** begin INFORMATION SHOWN **
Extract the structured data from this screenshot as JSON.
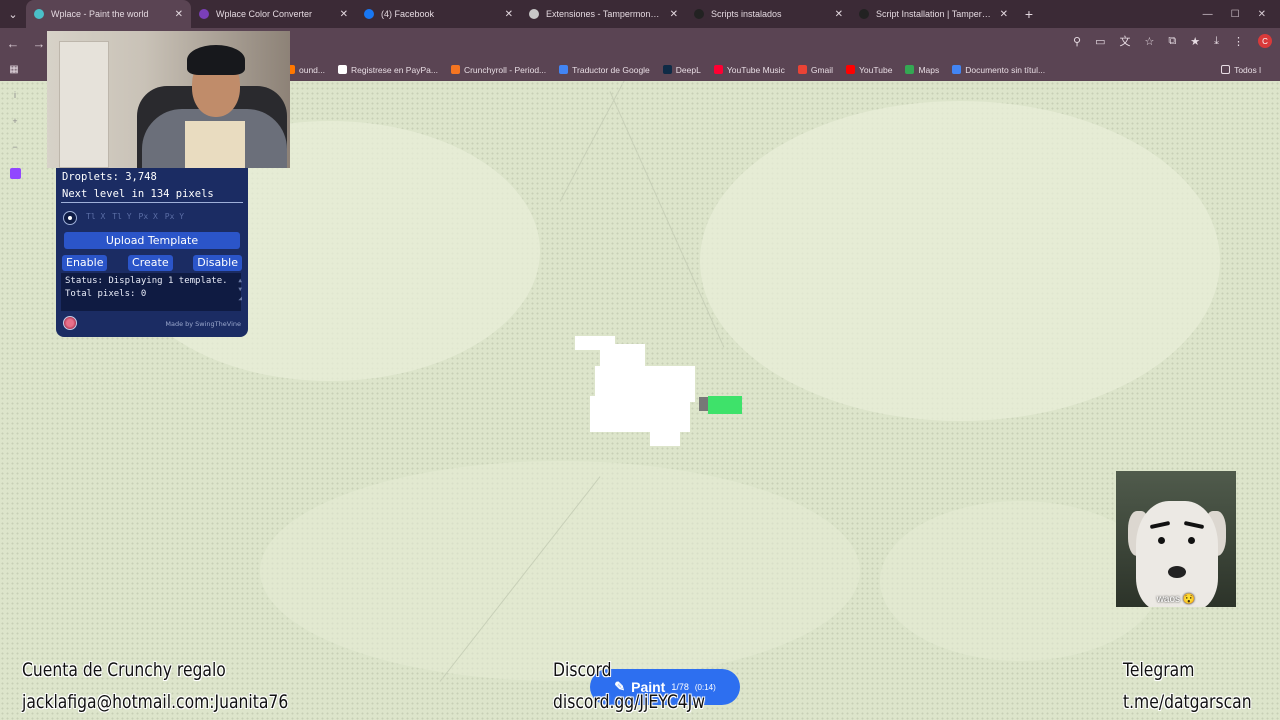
{
  "tabs": [
    {
      "title": "Wplace - Paint the world",
      "favicon_color": "#4ac0c8",
      "active": true
    },
    {
      "title": "Wplace Color Converter",
      "favicon_color": "#7a3fb8",
      "active": false
    },
    {
      "title": "(4) Facebook",
      "favicon_color": "#1877f2",
      "active": false
    },
    {
      "title": "Extensiones - Tampermonkey",
      "favicon_color": "#c8c8c8",
      "active": false
    },
    {
      "title": "Scripts instalados",
      "favicon_color": "#222222",
      "active": false
    },
    {
      "title": "Script Installation | Tampermo",
      "favicon_color": "#222222",
      "active": false
    }
  ],
  "toolbar": {
    "profile_initial": "C"
  },
  "bookmarks": [
    {
      "label": "ound...",
      "color": "#ff7700"
    },
    {
      "label": "Registrese en PayPa...",
      "color": "#ffffff"
    },
    {
      "label": "Crunchyroll - Period...",
      "color": "#f47521"
    },
    {
      "label": "Traductor de Google",
      "color": "#4285f4"
    },
    {
      "label": "DeepL",
      "color": "#0f2b46"
    },
    {
      "label": "YouTube Music",
      "color": "#ff0033"
    },
    {
      "label": "Gmail",
      "color": "#ea4335"
    },
    {
      "label": "YouTube",
      "color": "#ff0000"
    },
    {
      "label": "Maps",
      "color": "#34a853"
    },
    {
      "label": "Documento sin títul...",
      "color": "#4285f4"
    }
  ],
  "bookmarks_all": "Todos l",
  "panel": {
    "droplets": "Droplets: 3,748",
    "next_level": "Next level in 134 pixels",
    "coord_placeholders": [
      "Tl X",
      "Tl Y",
      "Px X",
      "Px Y"
    ],
    "upload": "Upload Template",
    "enable": "Enable",
    "create": "Create",
    "disable": "Disable",
    "status": "Status: Displaying 1 template.\nTotal pixels: 0",
    "made_by": "Made by SwingTheVine"
  },
  "paint_button": {
    "label": "Paint",
    "count": "1/78",
    "time": "(0:14)"
  },
  "dog_caption": "waos 😯",
  "overlay": {
    "crunchy_title": "Cuenta de Crunchy regalo",
    "crunchy_login": "jacklafiga@hotmail.com:Juanita76",
    "discord_title": "Discord",
    "discord_link": "discord.gg/JjEYC4Jw",
    "telegram_title": "Telegram",
    "telegram_link": "t.me/datgarscan"
  },
  "colors": {
    "accent_blue": "#2d6ff0",
    "panel_bg": "#1b2c63",
    "map_bg": "#dde5cb",
    "selected_green": "#3ee26a"
  }
}
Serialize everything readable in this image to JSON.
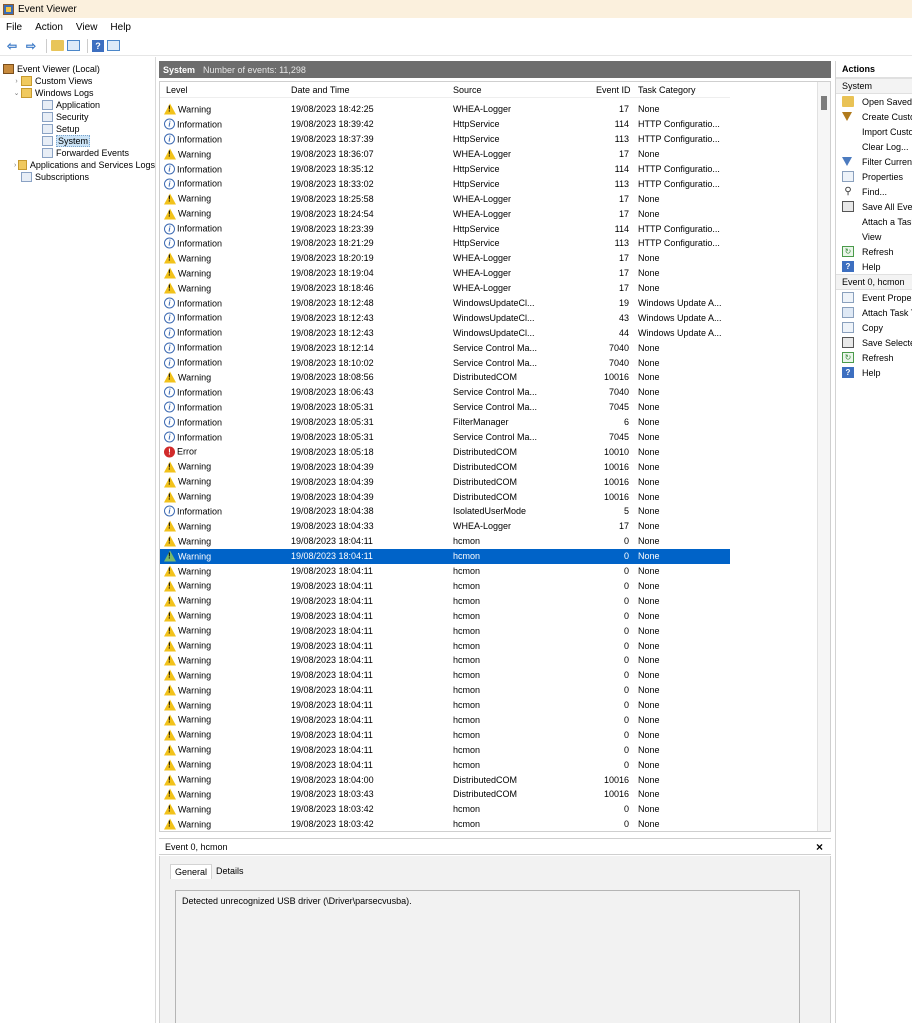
{
  "window": {
    "title": "Event Viewer"
  },
  "menu": [
    "File",
    "Action",
    "View",
    "Help"
  ],
  "tree": [
    {
      "label": "Event Viewer (Local)",
      "indent": 0,
      "chev": "",
      "icon": "root",
      "name": "tree-event-viewer-local"
    },
    {
      "label": "Custom Views",
      "indent": 1,
      "chev": "›",
      "icon": "folder",
      "name": "tree-custom-views"
    },
    {
      "label": "Windows Logs",
      "indent": 1,
      "chev": "⌄",
      "icon": "folder",
      "name": "tree-windows-logs"
    },
    {
      "label": "Application",
      "indent": 2,
      "chev": "",
      "icon": "log",
      "name": "tree-application"
    },
    {
      "label": "Security",
      "indent": 2,
      "chev": "",
      "icon": "log",
      "name": "tree-security"
    },
    {
      "label": "Setup",
      "indent": 2,
      "chev": "",
      "icon": "log",
      "name": "tree-setup"
    },
    {
      "label": "System",
      "indent": 2,
      "chev": "",
      "icon": "log",
      "name": "tree-system",
      "selected": true
    },
    {
      "label": "Forwarded Events",
      "indent": 2,
      "chev": "",
      "icon": "log",
      "name": "tree-forwarded-events"
    },
    {
      "label": "Applications and Services Logs",
      "indent": 1,
      "chev": "›",
      "icon": "folder",
      "name": "tree-applications-services-logs"
    },
    {
      "label": "Subscriptions",
      "indent": 1,
      "chev": "",
      "icon": "log",
      "name": "tree-subscriptions"
    }
  ],
  "center": {
    "log_name": "System",
    "count_label": "Number of events: 11,298",
    "columns": {
      "level": "Level",
      "date": "Date and Time",
      "source": "Source",
      "event_id": "Event ID",
      "category": "Task Category"
    },
    "selected_index": 30,
    "rows": [
      [
        "Warning",
        "19/08/2023 18:42:25",
        "WHEA-Logger",
        "17",
        "None"
      ],
      [
        "Information",
        "19/08/2023 18:39:42",
        "HttpService",
        "114",
        "HTTP Configuratio..."
      ],
      [
        "Information",
        "19/08/2023 18:37:39",
        "HttpService",
        "113",
        "HTTP Configuratio..."
      ],
      [
        "Warning",
        "19/08/2023 18:36:07",
        "WHEA-Logger",
        "17",
        "None"
      ],
      [
        "Information",
        "19/08/2023 18:35:12",
        "HttpService",
        "114",
        "HTTP Configuratio..."
      ],
      [
        "Information",
        "19/08/2023 18:33:02",
        "HttpService",
        "113",
        "HTTP Configuratio..."
      ],
      [
        "Warning",
        "19/08/2023 18:25:58",
        "WHEA-Logger",
        "17",
        "None"
      ],
      [
        "Warning",
        "19/08/2023 18:24:54",
        "WHEA-Logger",
        "17",
        "None"
      ],
      [
        "Information",
        "19/08/2023 18:23:39",
        "HttpService",
        "114",
        "HTTP Configuratio..."
      ],
      [
        "Information",
        "19/08/2023 18:21:29",
        "HttpService",
        "113",
        "HTTP Configuratio..."
      ],
      [
        "Warning",
        "19/08/2023 18:20:19",
        "WHEA-Logger",
        "17",
        "None"
      ],
      [
        "Warning",
        "19/08/2023 18:19:04",
        "WHEA-Logger",
        "17",
        "None"
      ],
      [
        "Warning",
        "19/08/2023 18:18:46",
        "WHEA-Logger",
        "17",
        "None"
      ],
      [
        "Information",
        "19/08/2023 18:12:48",
        "WindowsUpdateCl...",
        "19",
        "Windows Update A..."
      ],
      [
        "Information",
        "19/08/2023 18:12:43",
        "WindowsUpdateCl...",
        "43",
        "Windows Update A..."
      ],
      [
        "Information",
        "19/08/2023 18:12:43",
        "WindowsUpdateCl...",
        "44",
        "Windows Update A..."
      ],
      [
        "Information",
        "19/08/2023 18:12:14",
        "Service Control Ma...",
        "7040",
        "None"
      ],
      [
        "Information",
        "19/08/2023 18:10:02",
        "Service Control Ma...",
        "7040",
        "None"
      ],
      [
        "Warning",
        "19/08/2023 18:08:56",
        "DistributedCOM",
        "10016",
        "None"
      ],
      [
        "Information",
        "19/08/2023 18:06:43",
        "Service Control Ma...",
        "7040",
        "None"
      ],
      [
        "Information",
        "19/08/2023 18:05:31",
        "Service Control Ma...",
        "7045",
        "None"
      ],
      [
        "Information",
        "19/08/2023 18:05:31",
        "FilterManager",
        "6",
        "None"
      ],
      [
        "Information",
        "19/08/2023 18:05:31",
        "Service Control Ma...",
        "7045",
        "None"
      ],
      [
        "Error",
        "19/08/2023 18:05:18",
        "DistributedCOM",
        "10010",
        "None"
      ],
      [
        "Warning",
        "19/08/2023 18:04:39",
        "DistributedCOM",
        "10016",
        "None"
      ],
      [
        "Warning",
        "19/08/2023 18:04:39",
        "DistributedCOM",
        "10016",
        "None"
      ],
      [
        "Warning",
        "19/08/2023 18:04:39",
        "DistributedCOM",
        "10016",
        "None"
      ],
      [
        "Information",
        "19/08/2023 18:04:38",
        "IsolatedUserMode",
        "5",
        "None"
      ],
      [
        "Warning",
        "19/08/2023 18:04:33",
        "WHEA-Logger",
        "17",
        "None"
      ],
      [
        "Warning",
        "19/08/2023 18:04:11",
        "hcmon",
        "0",
        "None"
      ],
      [
        "Warning",
        "19/08/2023 18:04:11",
        "hcmon",
        "0",
        "None"
      ],
      [
        "Warning",
        "19/08/2023 18:04:11",
        "hcmon",
        "0",
        "None"
      ],
      [
        "Warning",
        "19/08/2023 18:04:11",
        "hcmon",
        "0",
        "None"
      ],
      [
        "Warning",
        "19/08/2023 18:04:11",
        "hcmon",
        "0",
        "None"
      ],
      [
        "Warning",
        "19/08/2023 18:04:11",
        "hcmon",
        "0",
        "None"
      ],
      [
        "Warning",
        "19/08/2023 18:04:11",
        "hcmon",
        "0",
        "None"
      ],
      [
        "Warning",
        "19/08/2023 18:04:11",
        "hcmon",
        "0",
        "None"
      ],
      [
        "Warning",
        "19/08/2023 18:04:11",
        "hcmon",
        "0",
        "None"
      ],
      [
        "Warning",
        "19/08/2023 18:04:11",
        "hcmon",
        "0",
        "None"
      ],
      [
        "Warning",
        "19/08/2023 18:04:11",
        "hcmon",
        "0",
        "None"
      ],
      [
        "Warning",
        "19/08/2023 18:04:11",
        "hcmon",
        "0",
        "None"
      ],
      [
        "Warning",
        "19/08/2023 18:04:11",
        "hcmon",
        "0",
        "None"
      ],
      [
        "Warning",
        "19/08/2023 18:04:11",
        "hcmon",
        "0",
        "None"
      ],
      [
        "Warning",
        "19/08/2023 18:04:11",
        "hcmon",
        "0",
        "None"
      ],
      [
        "Warning",
        "19/08/2023 18:04:11",
        "hcmon",
        "0",
        "None"
      ],
      [
        "Warning",
        "19/08/2023 18:04:00",
        "DistributedCOM",
        "10016",
        "None"
      ],
      [
        "Warning",
        "19/08/2023 18:03:43",
        "DistributedCOM",
        "10016",
        "None"
      ],
      [
        "Warning",
        "19/08/2023 18:03:42",
        "hcmon",
        "0",
        "None"
      ],
      [
        "Warning",
        "19/08/2023 18:03:42",
        "hcmon",
        "0",
        "None"
      ],
      [
        "Warning",
        "19/08/2023 18:03:42",
        "hcmon",
        "0",
        "None"
      ]
    ]
  },
  "detail": {
    "title": "Event 0, hcmon",
    "close": "×",
    "tabs": [
      "General",
      "Details"
    ],
    "message": "Detected unrecognized USB driver (\\Driver\\parsecvusba)."
  },
  "actions": {
    "title": "Actions",
    "section1": "System",
    "items1": [
      {
        "label": "Open Saved Log...",
        "icon": "folder",
        "name": "action-open-saved-log"
      },
      {
        "label": "Create Custom View...",
        "icon": "filter",
        "name": "action-create-custom-view"
      },
      {
        "label": "Import Custom View...",
        "icon": "none",
        "name": "action-import-custom-view"
      },
      {
        "label": "Clear Log...",
        "icon": "none",
        "name": "action-clear-log"
      },
      {
        "label": "Filter Current Log...",
        "icon": "filter-blue",
        "name": "action-filter-current-log"
      },
      {
        "label": "Properties",
        "icon": "page",
        "name": "action-properties"
      },
      {
        "label": "Find...",
        "icon": "binoc",
        "name": "action-find"
      },
      {
        "label": "Save All Events As...",
        "icon": "disk",
        "name": "action-save-all-events"
      },
      {
        "label": "Attach a Task To this Log...",
        "icon": "none",
        "name": "action-attach-task-log"
      },
      {
        "label": "View",
        "icon": "none",
        "name": "action-view"
      },
      {
        "label": "Refresh",
        "icon": "refresh",
        "name": "action-refresh"
      },
      {
        "label": "Help",
        "icon": "help",
        "name": "action-help"
      }
    ],
    "section2": "Event 0, hcmon",
    "items2": [
      {
        "label": "Event Properties",
        "icon": "page",
        "name": "action-event-properties"
      },
      {
        "label": "Attach Task To This Event...",
        "icon": "task",
        "name": "action-attach-task-event"
      },
      {
        "label": "Copy",
        "icon": "page",
        "name": "action-copy"
      },
      {
        "label": "Save Selected Events...",
        "icon": "disk",
        "name": "action-save-selected-events"
      },
      {
        "label": "Refresh",
        "icon": "refresh",
        "name": "action-refresh-event"
      },
      {
        "label": "Help",
        "icon": "help",
        "name": "action-help-event"
      }
    ]
  }
}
** end INFORMATION SHOWN **
REQUIREMENT:
Copy each line of the records containing the string "pixels".

FULL OUTPUT:
    "next_level": "Next level in 134 pixels",
    "status": "Status: Displaying 1 template.\nTotal pixels: 0",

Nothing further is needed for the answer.